■ The exercise:
List all lines in the material below that contain "mushrooms".

(Data items)
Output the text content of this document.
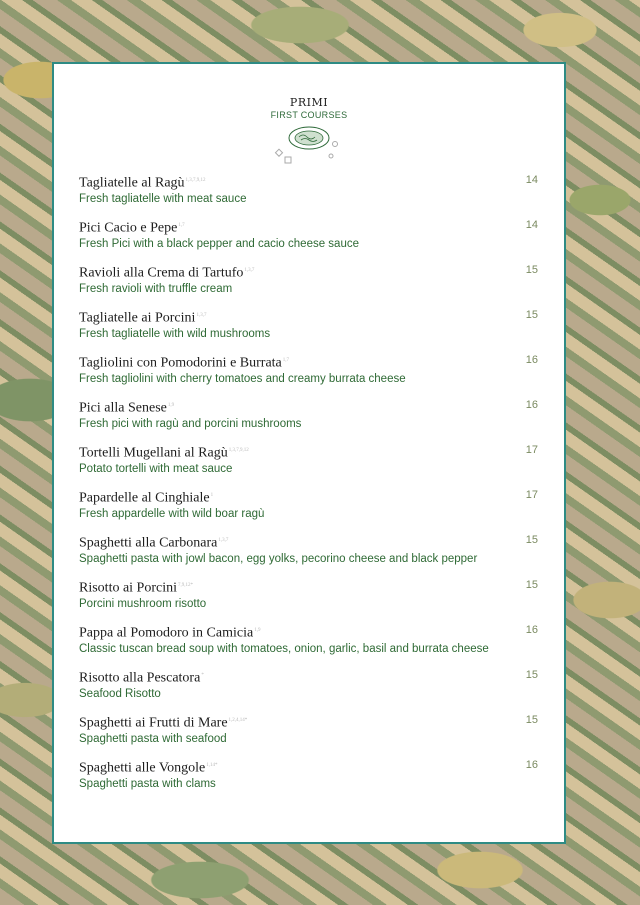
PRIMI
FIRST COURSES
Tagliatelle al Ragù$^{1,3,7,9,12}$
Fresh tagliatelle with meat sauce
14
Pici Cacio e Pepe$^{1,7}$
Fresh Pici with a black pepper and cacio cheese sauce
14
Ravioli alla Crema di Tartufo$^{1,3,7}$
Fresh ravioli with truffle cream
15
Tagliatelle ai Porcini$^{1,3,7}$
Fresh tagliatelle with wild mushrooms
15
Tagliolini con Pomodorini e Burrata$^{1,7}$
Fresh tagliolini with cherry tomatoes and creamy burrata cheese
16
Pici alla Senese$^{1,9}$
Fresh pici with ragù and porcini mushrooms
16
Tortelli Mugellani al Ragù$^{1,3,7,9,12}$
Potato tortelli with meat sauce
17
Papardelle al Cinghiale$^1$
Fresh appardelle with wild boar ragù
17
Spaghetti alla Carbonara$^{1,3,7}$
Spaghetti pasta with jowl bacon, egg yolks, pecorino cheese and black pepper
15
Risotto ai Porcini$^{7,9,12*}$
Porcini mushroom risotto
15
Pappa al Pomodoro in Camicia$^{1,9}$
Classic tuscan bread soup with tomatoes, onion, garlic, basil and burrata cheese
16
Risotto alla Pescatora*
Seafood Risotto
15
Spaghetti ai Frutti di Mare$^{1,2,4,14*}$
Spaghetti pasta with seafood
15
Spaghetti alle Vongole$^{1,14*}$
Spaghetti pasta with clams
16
* * *
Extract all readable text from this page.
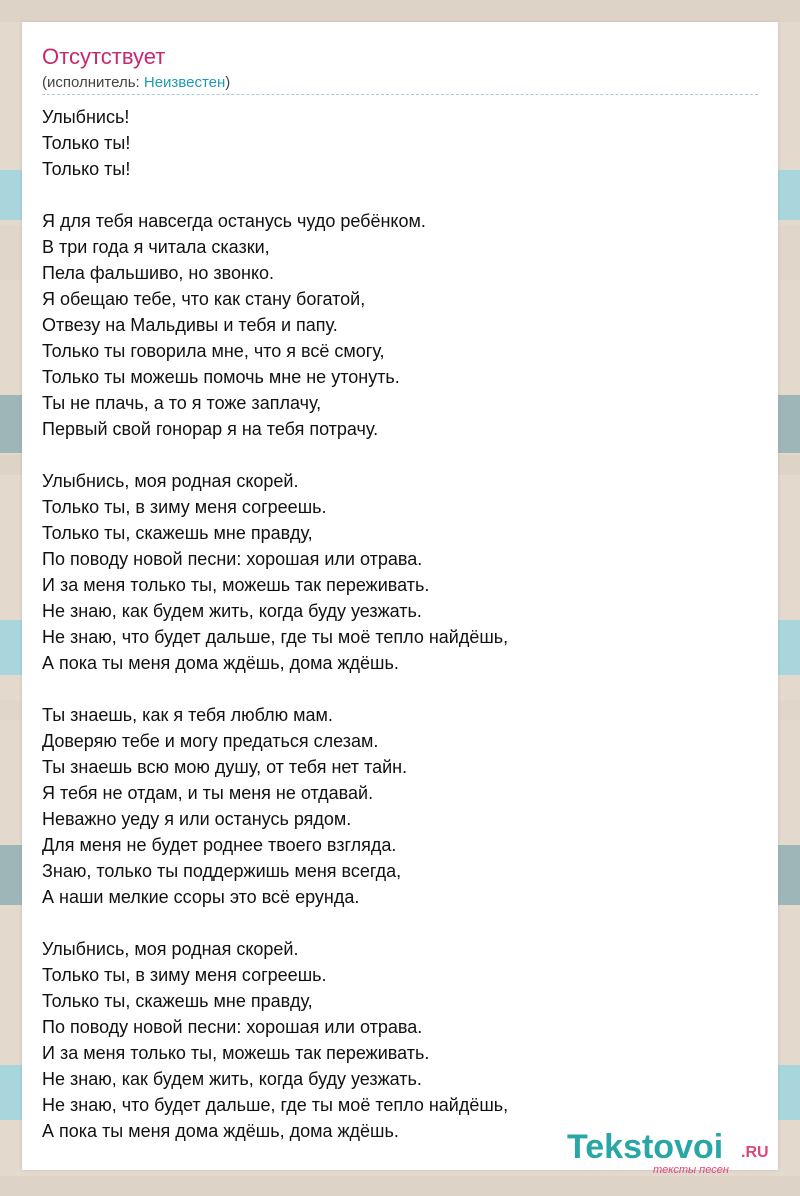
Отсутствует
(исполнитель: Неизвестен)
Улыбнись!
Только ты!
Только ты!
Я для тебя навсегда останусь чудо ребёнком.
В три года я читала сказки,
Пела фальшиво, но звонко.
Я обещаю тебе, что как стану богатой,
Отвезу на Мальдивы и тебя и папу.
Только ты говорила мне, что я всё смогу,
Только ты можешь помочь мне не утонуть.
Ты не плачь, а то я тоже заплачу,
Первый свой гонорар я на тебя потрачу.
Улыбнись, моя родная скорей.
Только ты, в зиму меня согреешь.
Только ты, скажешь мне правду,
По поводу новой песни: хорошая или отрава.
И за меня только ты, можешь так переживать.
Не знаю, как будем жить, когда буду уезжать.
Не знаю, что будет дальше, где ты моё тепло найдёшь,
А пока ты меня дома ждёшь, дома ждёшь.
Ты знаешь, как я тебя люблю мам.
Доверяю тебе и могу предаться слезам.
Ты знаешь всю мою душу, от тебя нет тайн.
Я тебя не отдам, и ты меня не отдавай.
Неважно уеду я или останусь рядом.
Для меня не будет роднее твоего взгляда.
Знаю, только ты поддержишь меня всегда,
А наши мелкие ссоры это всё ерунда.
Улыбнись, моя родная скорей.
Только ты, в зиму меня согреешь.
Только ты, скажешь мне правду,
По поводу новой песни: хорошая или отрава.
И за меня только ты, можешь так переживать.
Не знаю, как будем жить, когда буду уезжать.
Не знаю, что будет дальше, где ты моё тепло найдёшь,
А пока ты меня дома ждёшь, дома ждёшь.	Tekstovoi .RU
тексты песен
* * *
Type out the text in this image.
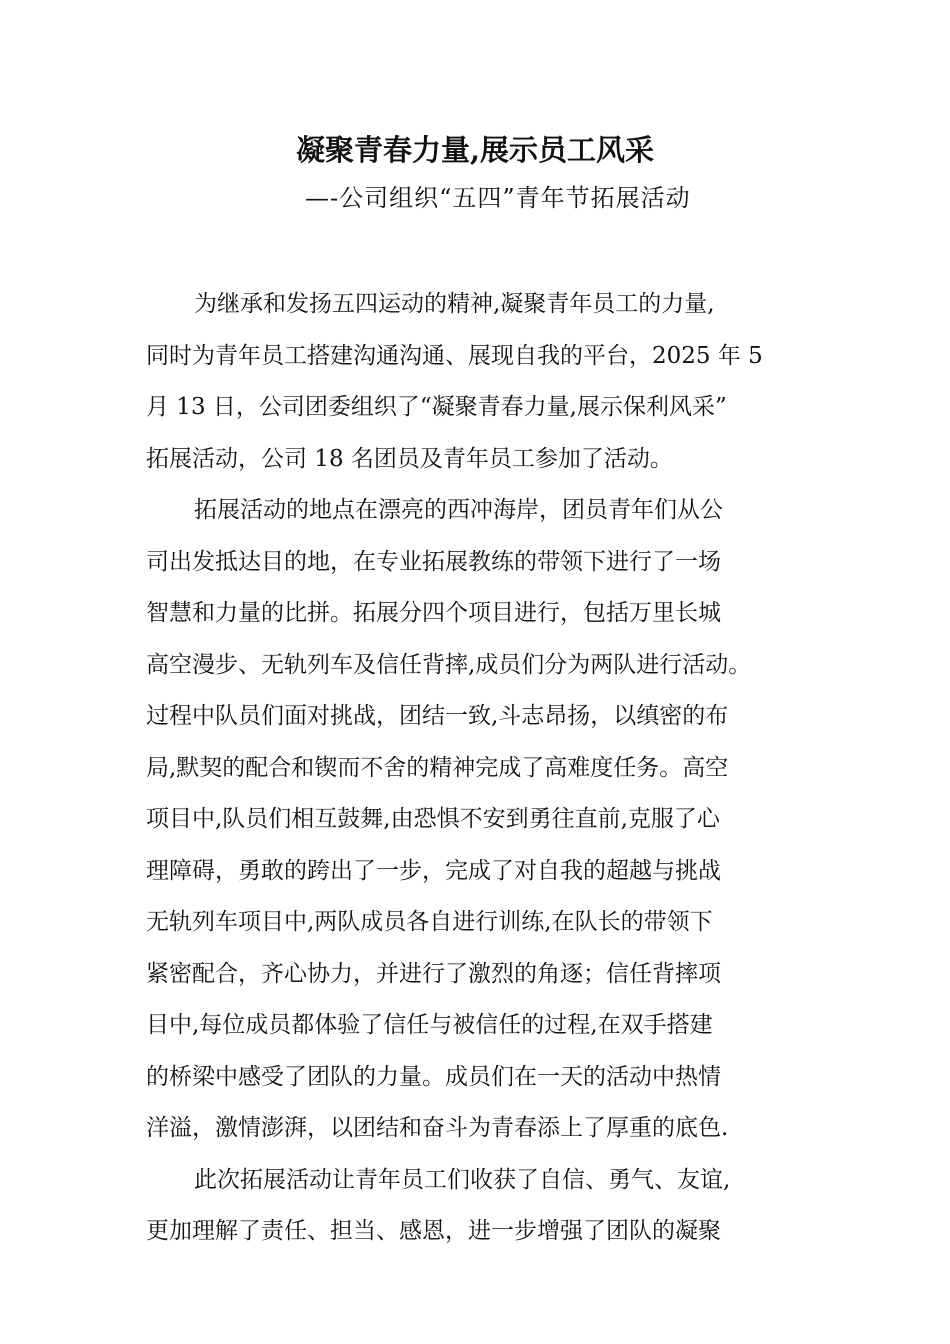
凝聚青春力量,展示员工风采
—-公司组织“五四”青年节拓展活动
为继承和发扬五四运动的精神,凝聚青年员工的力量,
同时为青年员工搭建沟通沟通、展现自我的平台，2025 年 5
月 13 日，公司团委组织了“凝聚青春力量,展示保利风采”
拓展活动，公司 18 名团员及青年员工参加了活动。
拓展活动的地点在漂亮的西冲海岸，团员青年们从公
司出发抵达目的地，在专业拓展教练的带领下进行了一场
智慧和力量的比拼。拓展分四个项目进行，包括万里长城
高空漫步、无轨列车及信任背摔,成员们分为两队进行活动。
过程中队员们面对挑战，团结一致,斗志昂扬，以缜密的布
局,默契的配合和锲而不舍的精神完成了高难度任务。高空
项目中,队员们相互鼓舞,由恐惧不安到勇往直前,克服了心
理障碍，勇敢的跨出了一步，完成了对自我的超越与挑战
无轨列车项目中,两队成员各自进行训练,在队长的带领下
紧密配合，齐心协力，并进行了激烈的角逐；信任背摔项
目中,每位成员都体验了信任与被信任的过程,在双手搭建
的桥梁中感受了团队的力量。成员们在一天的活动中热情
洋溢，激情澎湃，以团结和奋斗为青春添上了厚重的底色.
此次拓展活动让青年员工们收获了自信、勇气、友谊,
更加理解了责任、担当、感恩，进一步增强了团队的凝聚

■ Task solution:
Fresh tagliatelle with wild mushrooms
Fresh pici with ragù and porcini mushrooms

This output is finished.